Exercise objective
Print the listing below in its entirety, character for character.

Task inputs

○ ○ ○

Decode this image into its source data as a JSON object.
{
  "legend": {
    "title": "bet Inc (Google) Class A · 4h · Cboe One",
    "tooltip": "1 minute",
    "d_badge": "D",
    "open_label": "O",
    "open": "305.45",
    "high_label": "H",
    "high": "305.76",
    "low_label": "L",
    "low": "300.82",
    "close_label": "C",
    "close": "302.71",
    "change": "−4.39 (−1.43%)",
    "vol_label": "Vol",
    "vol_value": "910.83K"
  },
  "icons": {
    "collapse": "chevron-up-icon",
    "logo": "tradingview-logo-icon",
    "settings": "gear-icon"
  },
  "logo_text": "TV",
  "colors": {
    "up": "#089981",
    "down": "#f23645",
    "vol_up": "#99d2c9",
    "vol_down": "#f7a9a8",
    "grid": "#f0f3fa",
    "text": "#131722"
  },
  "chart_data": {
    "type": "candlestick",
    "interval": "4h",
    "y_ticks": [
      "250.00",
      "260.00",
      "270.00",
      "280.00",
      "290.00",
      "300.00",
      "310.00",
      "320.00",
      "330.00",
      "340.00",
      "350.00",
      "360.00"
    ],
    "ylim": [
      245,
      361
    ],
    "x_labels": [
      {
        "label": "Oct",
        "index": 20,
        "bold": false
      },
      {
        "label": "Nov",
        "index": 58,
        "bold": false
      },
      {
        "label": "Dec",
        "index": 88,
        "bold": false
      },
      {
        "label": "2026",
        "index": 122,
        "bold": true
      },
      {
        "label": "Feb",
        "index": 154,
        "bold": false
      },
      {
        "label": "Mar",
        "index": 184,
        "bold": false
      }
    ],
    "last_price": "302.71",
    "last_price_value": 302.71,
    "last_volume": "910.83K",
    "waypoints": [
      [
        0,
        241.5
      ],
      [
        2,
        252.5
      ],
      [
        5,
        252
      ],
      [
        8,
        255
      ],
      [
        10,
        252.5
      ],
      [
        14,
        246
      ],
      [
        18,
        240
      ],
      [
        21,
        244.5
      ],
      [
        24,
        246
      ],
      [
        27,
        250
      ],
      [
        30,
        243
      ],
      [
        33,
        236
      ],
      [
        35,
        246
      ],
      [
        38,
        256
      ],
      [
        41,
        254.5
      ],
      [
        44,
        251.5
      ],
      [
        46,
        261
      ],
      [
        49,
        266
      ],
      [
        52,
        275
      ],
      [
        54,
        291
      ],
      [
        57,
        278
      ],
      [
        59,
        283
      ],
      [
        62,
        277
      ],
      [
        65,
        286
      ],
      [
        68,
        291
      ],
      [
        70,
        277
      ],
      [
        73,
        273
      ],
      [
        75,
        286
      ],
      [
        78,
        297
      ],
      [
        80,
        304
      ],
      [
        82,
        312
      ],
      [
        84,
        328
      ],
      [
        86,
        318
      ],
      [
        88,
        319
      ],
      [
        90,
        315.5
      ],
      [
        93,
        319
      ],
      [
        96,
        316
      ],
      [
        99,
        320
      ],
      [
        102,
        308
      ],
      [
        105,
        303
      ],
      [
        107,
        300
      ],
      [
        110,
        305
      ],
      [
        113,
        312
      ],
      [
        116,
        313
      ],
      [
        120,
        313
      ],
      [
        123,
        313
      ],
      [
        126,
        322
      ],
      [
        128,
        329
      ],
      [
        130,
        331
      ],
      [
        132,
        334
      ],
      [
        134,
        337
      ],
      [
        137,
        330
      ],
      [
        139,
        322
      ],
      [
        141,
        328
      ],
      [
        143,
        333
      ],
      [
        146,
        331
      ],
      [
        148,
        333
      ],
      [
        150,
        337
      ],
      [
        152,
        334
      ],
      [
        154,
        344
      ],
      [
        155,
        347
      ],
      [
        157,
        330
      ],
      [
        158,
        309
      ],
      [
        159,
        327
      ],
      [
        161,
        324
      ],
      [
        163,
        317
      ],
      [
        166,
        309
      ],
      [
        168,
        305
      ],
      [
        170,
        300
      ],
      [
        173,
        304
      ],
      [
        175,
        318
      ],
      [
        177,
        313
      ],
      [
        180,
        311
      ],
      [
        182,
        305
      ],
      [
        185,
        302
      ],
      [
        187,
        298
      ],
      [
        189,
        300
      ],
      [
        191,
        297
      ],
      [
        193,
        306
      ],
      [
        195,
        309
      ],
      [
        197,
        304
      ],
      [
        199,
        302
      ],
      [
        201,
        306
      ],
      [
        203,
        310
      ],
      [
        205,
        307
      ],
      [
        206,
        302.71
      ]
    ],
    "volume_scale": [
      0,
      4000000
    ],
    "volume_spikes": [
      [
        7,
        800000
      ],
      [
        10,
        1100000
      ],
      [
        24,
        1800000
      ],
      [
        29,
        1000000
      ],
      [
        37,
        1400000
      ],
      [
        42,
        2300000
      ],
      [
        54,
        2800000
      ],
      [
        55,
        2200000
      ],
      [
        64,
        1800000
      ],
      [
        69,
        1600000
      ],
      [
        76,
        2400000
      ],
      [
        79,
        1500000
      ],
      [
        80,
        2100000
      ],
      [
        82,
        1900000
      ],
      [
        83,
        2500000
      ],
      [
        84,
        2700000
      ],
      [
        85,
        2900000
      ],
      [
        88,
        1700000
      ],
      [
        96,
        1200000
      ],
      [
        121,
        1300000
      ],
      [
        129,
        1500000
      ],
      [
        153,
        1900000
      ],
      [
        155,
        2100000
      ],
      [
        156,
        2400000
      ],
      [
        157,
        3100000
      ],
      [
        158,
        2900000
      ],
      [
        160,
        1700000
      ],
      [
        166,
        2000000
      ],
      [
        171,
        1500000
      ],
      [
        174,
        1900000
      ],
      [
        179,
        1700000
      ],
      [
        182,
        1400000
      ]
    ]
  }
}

○ ○ ○

Right answer
Decode this image into its source data as a JSON object.
{
  "legend": {
    "title": "bet Inc (Google) Class A · 4h · Cboe One",
    "tooltip": "1 minute",
    "d_badge": "D",
    "open_label": "O",
    "open": "305.45",
    "high_label": "H",
    "high": "305.76",
    "low_label": "L",
    "low": "300.82",
    "close_label": "C",
    "close": "302.71",
    "change": "−4.39 (−1.43%)",
    "vol_label": "Vol",
    "vol_value": "910.83K"
  },
  "icons": {
    "collapse": "chevron-up-icon",
    "logo": "tradingview-logo-icon",
    "settings": "gear-icon"
  },
  "logo_text": "TV",
  "colors": {
    "up": "#089981",
    "down": "#f23645",
    "vol_up": "#99d2c9",
    "vol_down": "#f7a9a8",
    "grid": "#f0f3fa",
    "text": "#131722"
  },
  "chart_data": {
    "type": "candlestick",
    "interval": "4h",
    "y_ticks": [
      "250.00",
      "260.00",
      "270.00",
      "280.00",
      "290.00",
      "300.00",
      "310.00",
      "320.00",
      "330.00",
      "340.00",
      "350.00",
      "360.00"
    ],
    "ylim": [
      245,
      361
    ],
    "x_labels": [
      {
        "label": "Oct",
        "index": 20,
        "bold": false
      },
      {
        "label": "Nov",
        "index": 58,
        "bold": false
      },
      {
        "label": "Dec",
        "index": 88,
        "bold": false
      },
      {
        "label": "2026",
        "index": 122,
        "bold": true
      },
      {
        "label": "Feb",
        "index": 154,
        "bold": false
      },
      {
        "label": "Mar",
        "index": 184,
        "bold": false
      }
    ],
    "last_price": "302.71",
    "last_price_value": 302.71,
    "last_volume": "910.83K",
    "waypoints": [
      [
        0,
        241.5
      ],
      [
        2,
        252.5
      ],
      [
        5,
        252
      ],
      [
        8,
        255
      ],
      [
        10,
        252.5
      ],
      [
        14,
        246
      ],
      [
        18,
        240
      ],
      [
        21,
        244.5
      ],
      [
        24,
        246
      ],
      [
        27,
        250
      ],
      [
        30,
        243
      ],
      [
        33,
        236
      ],
      [
        35,
        246
      ],
      [
        38,
        256
      ],
      [
        41,
        254.5
      ],
      [
        44,
        251.5
      ],
      [
        46,
        261
      ],
      [
        49,
        266
      ],
      [
        52,
        275
      ],
      [
        54,
        291
      ],
      [
        57,
        278
      ],
      [
        59,
        283
      ],
      [
        62,
        277
      ],
      [
        65,
        286
      ],
      [
        68,
        291
      ],
      [
        70,
        277
      ],
      [
        73,
        273
      ],
      [
        75,
        286
      ],
      [
        78,
        297
      ],
      [
        80,
        304
      ],
      [
        82,
        312
      ],
      [
        84,
        328
      ],
      [
        86,
        318
      ],
      [
        88,
        319
      ],
      [
        90,
        315.5
      ],
      [
        93,
        319
      ],
      [
        96,
        316
      ],
      [
        99,
        320
      ],
      [
        102,
        308
      ],
      [
        105,
        303
      ],
      [
        107,
        300
      ],
      [
        110,
        305
      ],
      [
        113,
        312
      ],
      [
        116,
        313
      ],
      [
        120,
        313
      ],
      [
        123,
        313
      ],
      [
        126,
        322
      ],
      [
        128,
        329
      ],
      [
        130,
        331
      ],
      [
        132,
        334
      ],
      [
        134,
        337
      ],
      [
        137,
        330
      ],
      [
        139,
        322
      ],
      [
        141,
        328
      ],
      [
        143,
        333
      ],
      [
        146,
        331
      ],
      [
        148,
        333
      ],
      [
        150,
        337
      ],
      [
        152,
        334
      ],
      [
        154,
        344
      ],
      [
        155,
        347
      ],
      [
        157,
        330
      ],
      [
        158,
        309
      ],
      [
        159,
        327
      ],
      [
        161,
        324
      ],
      [
        163,
        317
      ],
      [
        166,
        309
      ],
      [
        168,
        305
      ],
      [
        170,
        300
      ],
      [
        173,
        304
      ],
      [
        175,
        318
      ],
      [
        177,
        313
      ],
      [
        180,
        311
      ],
      [
        182,
        305
      ],
      [
        185,
        302
      ],
      [
        187,
        298
      ],
      [
        189,
        300
      ],
      [
        191,
        297
      ],
      [
        193,
        306
      ],
      [
        195,
        309
      ],
      [
        197,
        304
      ],
      [
        199,
        302
      ],
      [
        201,
        306
      ],
      [
        203,
        310
      ],
      [
        205,
        307
      ],
      [
        206,
        302.71
      ]
    ],
    "volume_scale": [
      0,
      4000000
    ],
    "volume_spikes": [
      [
        7,
        800000
      ],
      [
        10,
        1100000
      ],
      [
        24,
        1800000
      ],
      [
        29,
        1000000
      ],
      [
        37,
        1400000
      ],
      [
        42,
        2300000
      ],
      [
        54,
        2800000
      ],
      [
        55,
        2200000
      ],
      [
        64,
        1800000
      ],
      [
        69,
        1600000
      ],
      [
        76,
        2400000
      ],
      [
        79,
        1500000
      ],
      [
        80,
        2100000
      ],
      [
        82,
        1900000
      ],
      [
        83,
        2500000
      ],
      [
        84,
        2700000
      ],
      [
        85,
        2900000
      ],
      [
        88,
        1700000
      ],
      [
        96,
        1200000
      ],
      [
        121,
        1300000
      ],
      [
        129,
        1500000
      ],
      [
        153,
        1900000
      ],
      [
        155,
        2100000
      ],
      [
        156,
        2400000
      ],
      [
        157,
        3100000
      ],
      [
        158,
        2900000
      ],
      [
        160,
        1700000
      ],
      [
        166,
        2000000
      ],
      [
        171,
        1500000
      ],
      [
        174,
        1900000
      ],
      [
        179,
        1700000
      ],
      [
        182,
        1400000
      ]
    ]
  }
}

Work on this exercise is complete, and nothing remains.